> [Exercise instructions]: Give the number of lines in this listing that contain "salaried", with no other words.

> [Task data]:
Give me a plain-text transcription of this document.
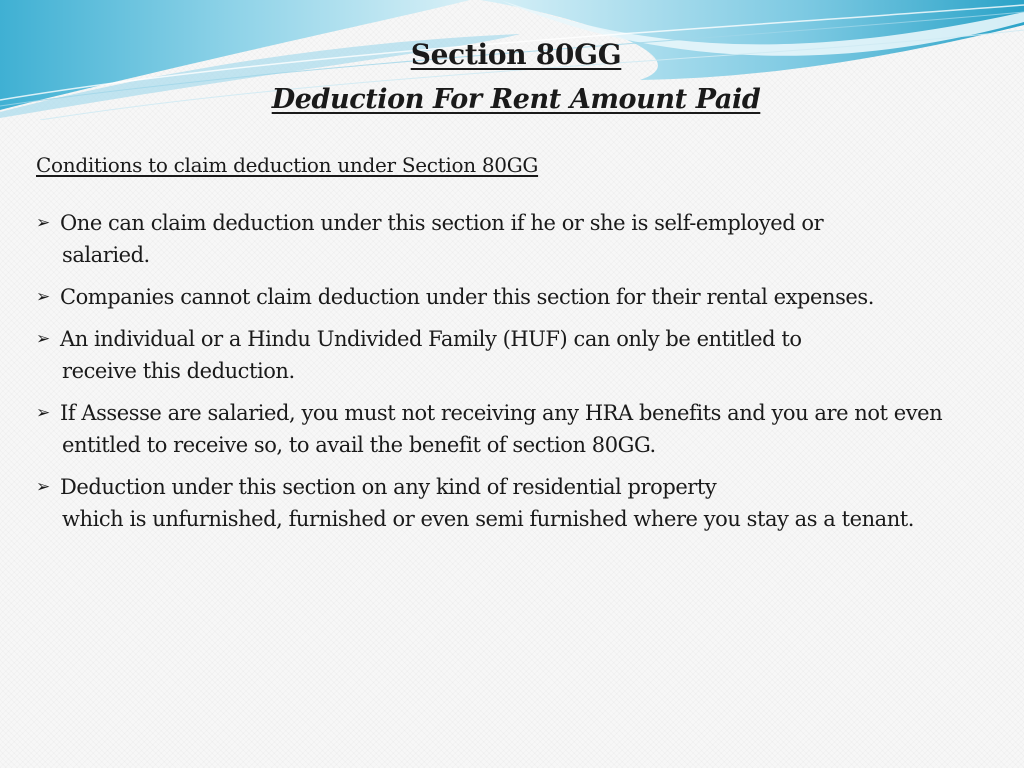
Section 80GG
Deduction For Rent Amount Paid

Conditions to claim deduction under Section 80GG

➢ One can claim deduction under this section if he or she is self-employed or
salaried.
➢ Companies cannot claim deduction under this section for their rental expenses.
➢ An individual or a Hindu Undivided Family (HUF) can only be entitled to
receive this deduction.
➢ If Assesse are salaried, you must not receiving any HRA benefits and you are not even
entitled to receive so, to avail the benefit of section 80GG.
➢ Deduction under this section on any kind of residential property
which is unfurnished, furnished or even semi furnished where you stay as a tenant.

> [Expected answer]: 2